◆ PROBLEM DETAILS:
Determine how many lines in the data below contain "JSON" and write only that number.

◆ Entries with figure data:
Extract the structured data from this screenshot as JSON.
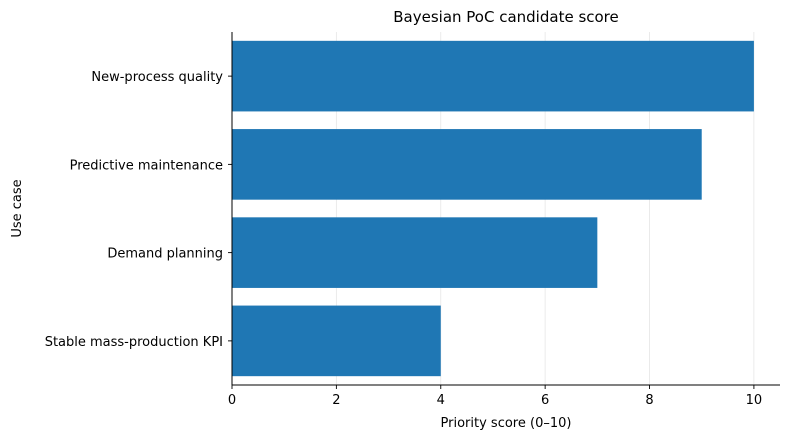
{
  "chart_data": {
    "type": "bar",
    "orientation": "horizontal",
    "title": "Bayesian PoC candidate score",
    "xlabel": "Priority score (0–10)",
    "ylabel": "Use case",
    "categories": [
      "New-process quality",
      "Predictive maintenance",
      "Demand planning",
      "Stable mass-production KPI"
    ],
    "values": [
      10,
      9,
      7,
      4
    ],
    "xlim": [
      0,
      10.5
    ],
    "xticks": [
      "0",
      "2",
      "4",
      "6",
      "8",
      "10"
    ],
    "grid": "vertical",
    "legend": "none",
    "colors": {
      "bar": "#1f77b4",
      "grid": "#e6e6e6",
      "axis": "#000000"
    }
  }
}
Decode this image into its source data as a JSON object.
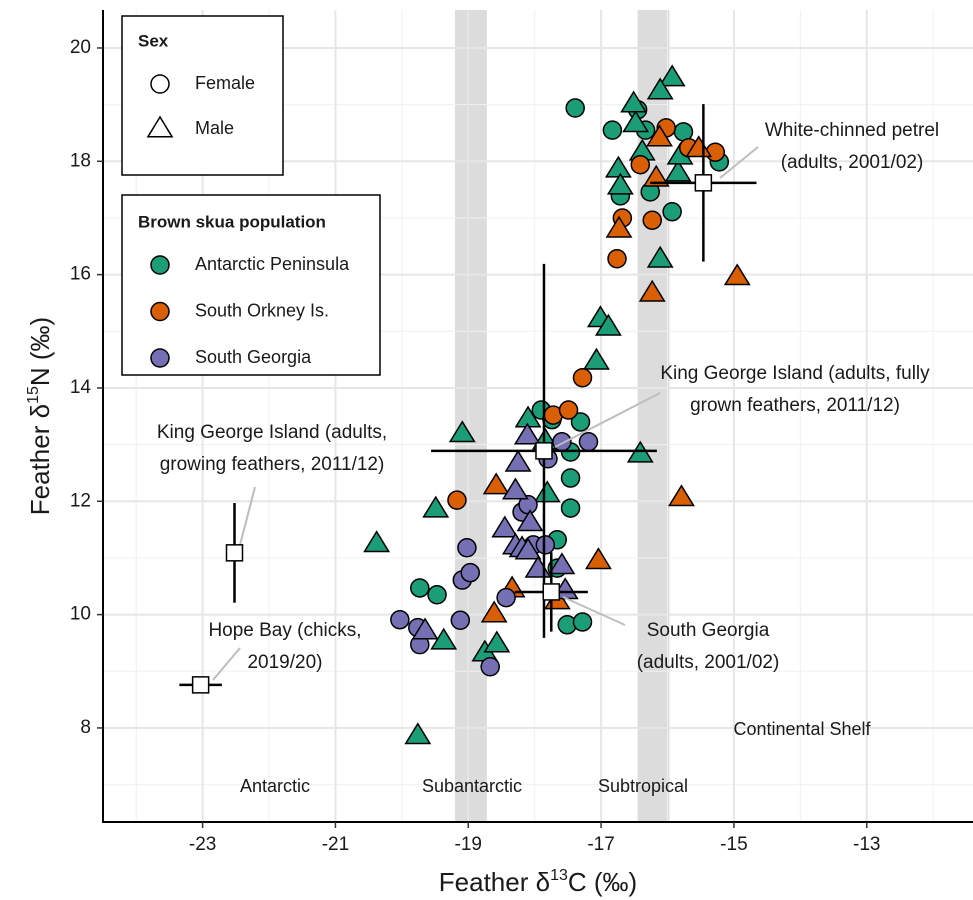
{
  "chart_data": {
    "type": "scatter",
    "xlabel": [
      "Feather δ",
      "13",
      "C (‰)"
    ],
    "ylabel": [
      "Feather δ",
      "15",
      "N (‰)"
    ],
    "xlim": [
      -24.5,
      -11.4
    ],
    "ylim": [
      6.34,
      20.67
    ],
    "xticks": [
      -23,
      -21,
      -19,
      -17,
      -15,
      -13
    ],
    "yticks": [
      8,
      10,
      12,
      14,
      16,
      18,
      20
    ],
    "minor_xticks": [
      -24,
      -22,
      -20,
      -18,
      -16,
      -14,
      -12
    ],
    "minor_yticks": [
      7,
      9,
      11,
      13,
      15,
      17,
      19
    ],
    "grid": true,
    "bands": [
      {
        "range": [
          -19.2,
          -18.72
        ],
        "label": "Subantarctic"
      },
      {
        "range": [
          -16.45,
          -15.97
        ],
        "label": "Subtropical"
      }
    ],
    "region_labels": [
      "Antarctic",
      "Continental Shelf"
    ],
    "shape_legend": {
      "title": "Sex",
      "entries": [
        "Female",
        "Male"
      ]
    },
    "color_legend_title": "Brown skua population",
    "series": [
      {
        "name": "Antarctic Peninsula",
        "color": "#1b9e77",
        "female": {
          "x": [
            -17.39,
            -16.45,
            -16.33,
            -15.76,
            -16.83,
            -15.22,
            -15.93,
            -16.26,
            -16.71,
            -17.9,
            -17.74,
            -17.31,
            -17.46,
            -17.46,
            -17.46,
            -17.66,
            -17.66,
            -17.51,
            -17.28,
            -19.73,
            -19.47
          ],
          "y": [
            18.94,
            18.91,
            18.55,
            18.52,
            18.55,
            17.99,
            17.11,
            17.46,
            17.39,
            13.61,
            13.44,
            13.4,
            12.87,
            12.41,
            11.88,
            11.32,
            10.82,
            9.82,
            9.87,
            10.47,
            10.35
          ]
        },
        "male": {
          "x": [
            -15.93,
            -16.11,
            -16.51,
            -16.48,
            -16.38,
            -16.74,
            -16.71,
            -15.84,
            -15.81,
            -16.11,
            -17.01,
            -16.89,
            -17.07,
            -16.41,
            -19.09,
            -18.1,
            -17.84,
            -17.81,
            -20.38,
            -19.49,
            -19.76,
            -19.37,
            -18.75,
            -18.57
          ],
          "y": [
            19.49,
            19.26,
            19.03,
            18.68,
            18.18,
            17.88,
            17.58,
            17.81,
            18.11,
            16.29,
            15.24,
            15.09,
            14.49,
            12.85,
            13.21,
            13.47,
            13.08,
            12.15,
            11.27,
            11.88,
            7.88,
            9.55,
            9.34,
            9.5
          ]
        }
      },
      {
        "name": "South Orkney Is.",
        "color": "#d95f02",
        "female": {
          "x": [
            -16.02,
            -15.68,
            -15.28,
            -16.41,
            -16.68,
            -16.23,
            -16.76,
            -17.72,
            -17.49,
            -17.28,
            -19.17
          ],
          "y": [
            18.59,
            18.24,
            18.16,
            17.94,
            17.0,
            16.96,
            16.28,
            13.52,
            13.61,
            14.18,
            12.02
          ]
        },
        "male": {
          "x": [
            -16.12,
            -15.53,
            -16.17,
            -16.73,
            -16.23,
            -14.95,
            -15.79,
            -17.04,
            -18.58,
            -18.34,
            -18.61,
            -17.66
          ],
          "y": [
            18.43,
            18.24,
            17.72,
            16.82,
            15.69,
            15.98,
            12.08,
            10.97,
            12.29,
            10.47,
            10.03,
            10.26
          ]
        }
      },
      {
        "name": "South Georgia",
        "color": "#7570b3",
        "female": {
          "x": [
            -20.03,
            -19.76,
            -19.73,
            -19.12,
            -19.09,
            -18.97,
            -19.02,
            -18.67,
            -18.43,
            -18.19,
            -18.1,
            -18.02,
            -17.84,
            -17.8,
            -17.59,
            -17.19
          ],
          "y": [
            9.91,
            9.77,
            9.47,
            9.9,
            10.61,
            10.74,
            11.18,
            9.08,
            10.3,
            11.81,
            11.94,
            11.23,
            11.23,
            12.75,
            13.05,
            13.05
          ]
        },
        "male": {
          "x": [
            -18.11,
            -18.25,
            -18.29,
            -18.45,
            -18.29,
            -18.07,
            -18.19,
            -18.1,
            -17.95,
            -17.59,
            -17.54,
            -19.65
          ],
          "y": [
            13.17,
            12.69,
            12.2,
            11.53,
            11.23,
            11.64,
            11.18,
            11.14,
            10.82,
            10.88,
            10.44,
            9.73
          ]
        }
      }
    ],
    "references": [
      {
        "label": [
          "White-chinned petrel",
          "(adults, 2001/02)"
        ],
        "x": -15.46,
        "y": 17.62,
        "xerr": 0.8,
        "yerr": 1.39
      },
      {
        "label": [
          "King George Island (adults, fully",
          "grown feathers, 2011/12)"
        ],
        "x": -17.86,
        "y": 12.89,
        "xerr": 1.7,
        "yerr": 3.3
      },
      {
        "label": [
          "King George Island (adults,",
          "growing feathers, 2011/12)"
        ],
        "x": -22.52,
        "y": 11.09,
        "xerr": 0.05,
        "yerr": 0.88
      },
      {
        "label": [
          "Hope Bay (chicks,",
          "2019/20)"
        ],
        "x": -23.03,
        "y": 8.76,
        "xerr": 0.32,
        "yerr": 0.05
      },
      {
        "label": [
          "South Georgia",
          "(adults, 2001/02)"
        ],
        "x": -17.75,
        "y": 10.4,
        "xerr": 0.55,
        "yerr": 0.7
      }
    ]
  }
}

◆ PROBLEM SOLUTION:
2